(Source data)
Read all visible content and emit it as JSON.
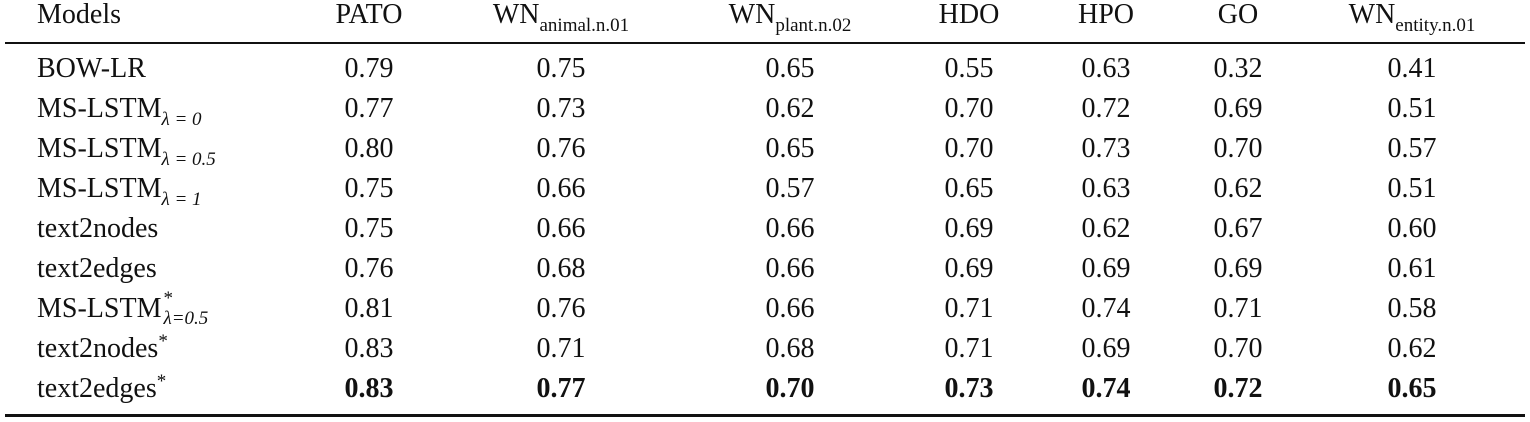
{
  "table": {
    "header": {
      "models": "Models",
      "pato": "PATO",
      "wn_animal_main": "WN",
      "wn_animal_sub": "animal.n.01",
      "wn_plant_main": "WN",
      "wn_plant_sub": "plant.n.02",
      "hdo": "HDO",
      "hpo": "HPO",
      "go": "GO",
      "wn_entity_main": "WN",
      "wn_entity_sub": "entity.n.01"
    },
    "rows": [
      {
        "model": "BOW-LR",
        "sub": "",
        "sup": "",
        "values": [
          "0.79",
          "0.75",
          "0.65",
          "0.55",
          "0.63",
          "0.32",
          "0.41"
        ]
      },
      {
        "model": "MS-LSTM",
        "sub": "λ = 0",
        "sup": "",
        "values": [
          "0.77",
          "0.73",
          "0.62",
          "0.70",
          "0.72",
          "0.69",
          "0.51"
        ]
      },
      {
        "model": "MS-LSTM",
        "sub": "λ = 0.5",
        "sup": "",
        "values": [
          "0.80",
          "0.76",
          "0.65",
          "0.70",
          "0.73",
          "0.70",
          "0.57"
        ]
      },
      {
        "model": "MS-LSTM",
        "sub": "λ = 1",
        "sup": "",
        "values": [
          "0.75",
          "0.66",
          "0.57",
          "0.65",
          "0.63",
          "0.62",
          "0.51"
        ]
      },
      {
        "model": "text2nodes",
        "sub": "",
        "sup": "",
        "values": [
          "0.75",
          "0.66",
          "0.66",
          "0.69",
          "0.62",
          "0.67",
          "0.60"
        ]
      },
      {
        "model": "text2edges",
        "sub": "",
        "sup": "",
        "values": [
          "0.76",
          "0.68",
          "0.66",
          "0.69",
          "0.69",
          "0.69",
          "0.61"
        ]
      },
      {
        "model": "MS-LSTM",
        "sub": "λ=0.5",
        "sup": "*",
        "values": [
          "0.81",
          "0.76",
          "0.66",
          "0.71",
          "0.74",
          "0.71",
          "0.58"
        ]
      },
      {
        "model": "text2nodes",
        "sub": "",
        "sup": "*",
        "values": [
          "0.83",
          "0.71",
          "0.68",
          "0.71",
          "0.69",
          "0.70",
          "0.62"
        ]
      },
      {
        "model": "text2edges",
        "sub": "",
        "sup": "*",
        "values": [
          "0.83",
          "0.77",
          "0.70",
          "0.73",
          "0.74",
          "0.72",
          "0.65"
        ]
      }
    ],
    "bold_row_index": 8
  }
}
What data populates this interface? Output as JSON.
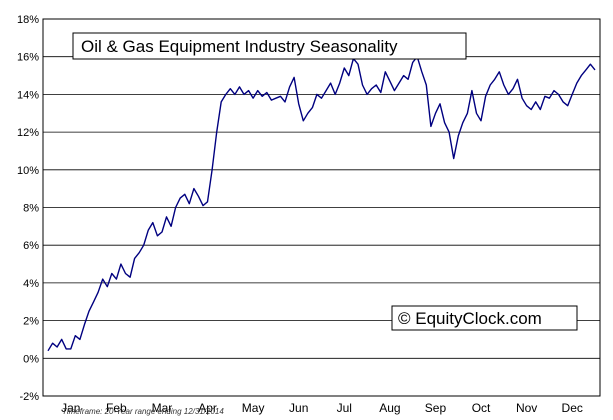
{
  "chart_data": {
    "type": "line",
    "title": "Oil & Gas Equipment Industry Seasonality",
    "watermark": "© EquityClock.com",
    "footnote": "Timeframe: 20-Year range ending 12/31/2014",
    "xlabel": "",
    "ylabel": "",
    "ylim": [
      -2,
      18
    ],
    "yticks": [
      "-2%",
      "0%",
      "2%",
      "4%",
      "6%",
      "8%",
      "10%",
      "12%",
      "14%",
      "16%",
      "18%"
    ],
    "ytick_values": [
      -2,
      0,
      2,
      4,
      6,
      8,
      10,
      12,
      14,
      16,
      18
    ],
    "categories": [
      "Jan",
      "Feb",
      "Mar",
      "Apr",
      "May",
      "Jun",
      "Jul",
      "Aug",
      "Sep",
      "Oct",
      "Nov",
      "Dec"
    ],
    "grid": "horizontal",
    "line_color": "#000080",
    "series": [
      {
        "values": [
          [
            0.0,
            0.4
          ],
          [
            0.1,
            0.8
          ],
          [
            0.2,
            0.6
          ],
          [
            0.3,
            1.0
          ],
          [
            0.4,
            0.5
          ],
          [
            0.5,
            0.5
          ],
          [
            0.6,
            1.2
          ],
          [
            0.7,
            1.0
          ],
          [
            0.8,
            1.8
          ],
          [
            0.9,
            2.5
          ],
          [
            1.0,
            3.0
          ],
          [
            1.1,
            3.5
          ],
          [
            1.2,
            4.2
          ],
          [
            1.3,
            3.8
          ],
          [
            1.4,
            4.5
          ],
          [
            1.5,
            4.2
          ],
          [
            1.6,
            5.0
          ],
          [
            1.7,
            4.5
          ],
          [
            1.8,
            4.3
          ],
          [
            1.9,
            5.3
          ],
          [
            2.0,
            5.6
          ],
          [
            2.1,
            6.0
          ],
          [
            2.2,
            6.8
          ],
          [
            2.3,
            7.2
          ],
          [
            2.4,
            6.5
          ],
          [
            2.5,
            6.7
          ],
          [
            2.6,
            7.5
          ],
          [
            2.7,
            7.0
          ],
          [
            2.8,
            8.0
          ],
          [
            2.9,
            8.5
          ],
          [
            3.0,
            8.7
          ],
          [
            3.1,
            8.2
          ],
          [
            3.2,
            9.0
          ],
          [
            3.3,
            8.6
          ],
          [
            3.4,
            8.1
          ],
          [
            3.5,
            8.3
          ],
          [
            3.6,
            10.0
          ],
          [
            3.7,
            12.0
          ],
          [
            3.8,
            13.6
          ],
          [
            3.9,
            14.0
          ],
          [
            4.0,
            14.3
          ],
          [
            4.1,
            14.0
          ],
          [
            4.2,
            14.4
          ],
          [
            4.3,
            14.0
          ],
          [
            4.4,
            14.2
          ],
          [
            4.5,
            13.8
          ],
          [
            4.6,
            14.2
          ],
          [
            4.7,
            13.9
          ],
          [
            4.8,
            14.1
          ],
          [
            4.9,
            13.7
          ],
          [
            5.0,
            13.8
          ],
          [
            5.1,
            13.9
          ],
          [
            5.2,
            13.6
          ],
          [
            5.3,
            14.4
          ],
          [
            5.4,
            14.9
          ],
          [
            5.5,
            13.5
          ],
          [
            5.6,
            12.6
          ],
          [
            5.7,
            13.0
          ],
          [
            5.8,
            13.3
          ],
          [
            5.9,
            14.0
          ],
          [
            6.0,
            13.8
          ],
          [
            6.1,
            14.2
          ],
          [
            6.2,
            14.6
          ],
          [
            6.3,
            14.0
          ],
          [
            6.4,
            14.6
          ],
          [
            6.5,
            15.4
          ],
          [
            6.6,
            15.0
          ],
          [
            6.7,
            15.9
          ],
          [
            6.8,
            15.6
          ],
          [
            6.9,
            14.5
          ],
          [
            7.0,
            14.0
          ],
          [
            7.1,
            14.3
          ],
          [
            7.2,
            14.5
          ],
          [
            7.3,
            14.1
          ],
          [
            7.4,
            15.2
          ],
          [
            7.5,
            14.7
          ],
          [
            7.6,
            14.2
          ],
          [
            7.7,
            14.6
          ],
          [
            7.8,
            15.0
          ],
          [
            7.9,
            14.8
          ],
          [
            8.0,
            15.7
          ],
          [
            8.1,
            16.0
          ],
          [
            8.2,
            15.2
          ],
          [
            8.3,
            14.5
          ],
          [
            8.4,
            12.3
          ],
          [
            8.5,
            13.0
          ],
          [
            8.6,
            13.5
          ],
          [
            8.7,
            12.5
          ],
          [
            8.8,
            12.0
          ],
          [
            8.9,
            10.6
          ],
          [
            9.0,
            11.8
          ],
          [
            9.1,
            12.5
          ],
          [
            9.2,
            13.0
          ],
          [
            9.3,
            14.2
          ],
          [
            9.4,
            13.0
          ],
          [
            9.5,
            12.6
          ],
          [
            9.6,
            13.9
          ],
          [
            9.7,
            14.5
          ],
          [
            9.8,
            14.8
          ],
          [
            9.9,
            15.2
          ],
          [
            10.0,
            14.5
          ],
          [
            10.1,
            14.0
          ],
          [
            10.2,
            14.3
          ],
          [
            10.3,
            14.8
          ],
          [
            10.4,
            13.8
          ],
          [
            10.5,
            13.4
          ],
          [
            10.6,
            13.2
          ],
          [
            10.7,
            13.6
          ],
          [
            10.8,
            13.2
          ],
          [
            10.9,
            13.9
          ],
          [
            11.0,
            13.8
          ],
          [
            11.1,
            14.2
          ],
          [
            11.2,
            14.0
          ],
          [
            11.3,
            13.6
          ],
          [
            11.4,
            13.4
          ],
          [
            11.5,
            14.0
          ],
          [
            11.6,
            14.6
          ],
          [
            11.7,
            15.0
          ],
          [
            11.8,
            15.3
          ],
          [
            11.9,
            15.6
          ],
          [
            12.0,
            15.3
          ]
        ]
      }
    ]
  }
}
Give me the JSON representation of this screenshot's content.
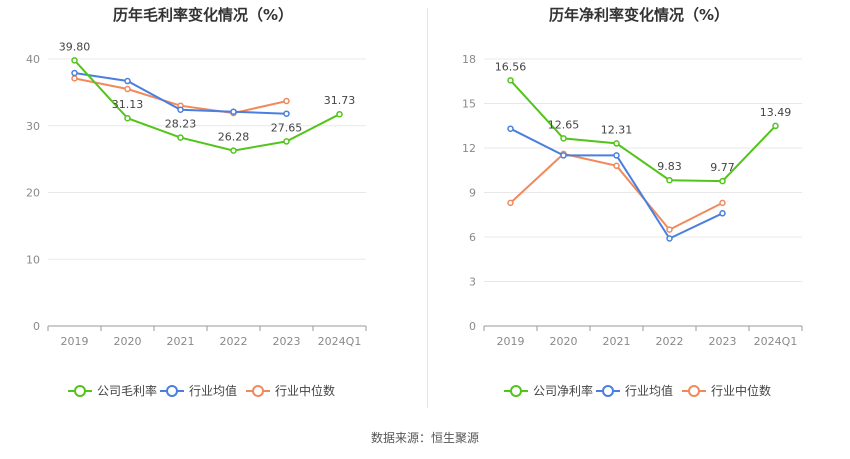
{
  "source_note": "数据来源：恒生聚源",
  "chart_data": [
    {
      "type": "line",
      "title": "历年毛利率变化情况（%）",
      "categories": [
        "2019",
        "2020",
        "2021",
        "2022",
        "2023",
        "2024Q1"
      ],
      "ylim": [
        0,
        40
      ],
      "yticks": [
        0,
        10,
        20,
        30,
        40
      ],
      "grid": true,
      "legend_position": "bottom",
      "series": [
        {
          "name": "公司毛利率",
          "color": "#52c41a",
          "values": [
            39.8,
            31.13,
            28.23,
            26.28,
            27.65,
            31.73
          ],
          "labels": [
            "39.80",
            "31.13",
            "28.23",
            "26.28",
            "27.65",
            "31.73"
          ]
        },
        {
          "name": "行业均值",
          "color": "#4a7fe0",
          "values": [
            37.9,
            36.7,
            32.4,
            32.1,
            31.8,
            null
          ]
        },
        {
          "name": "行业中位数",
          "color": "#f08a5d",
          "values": [
            37.1,
            35.5,
            33.0,
            31.9,
            33.7,
            null
          ]
        }
      ]
    },
    {
      "type": "line",
      "title": "历年净利率变化情况（%）",
      "categories": [
        "2019",
        "2020",
        "2021",
        "2022",
        "2023",
        "2024Q1"
      ],
      "ylim": [
        0,
        18
      ],
      "yticks": [
        0,
        3,
        6,
        9,
        12,
        15,
        18
      ],
      "grid": true,
      "legend_position": "bottom",
      "series": [
        {
          "name": "公司净利率",
          "color": "#52c41a",
          "values": [
            16.56,
            12.65,
            12.31,
            9.83,
            9.77,
            13.49
          ],
          "labels": [
            "16.56",
            "12.65",
            "12.31",
            "9.83",
            "9.77",
            "13.49"
          ]
        },
        {
          "name": "行业均值",
          "color": "#4a7fe0",
          "values": [
            13.3,
            11.5,
            11.5,
            5.9,
            7.6,
            null
          ]
        },
        {
          "name": "行业中位数",
          "color": "#f08a5d",
          "values": [
            8.3,
            11.6,
            10.8,
            6.5,
            8.3,
            null
          ]
        }
      ]
    }
  ]
}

(SET TASK) Only the number is wanted: how many lines above include the word "this"?

(FULL SOLUTION) 2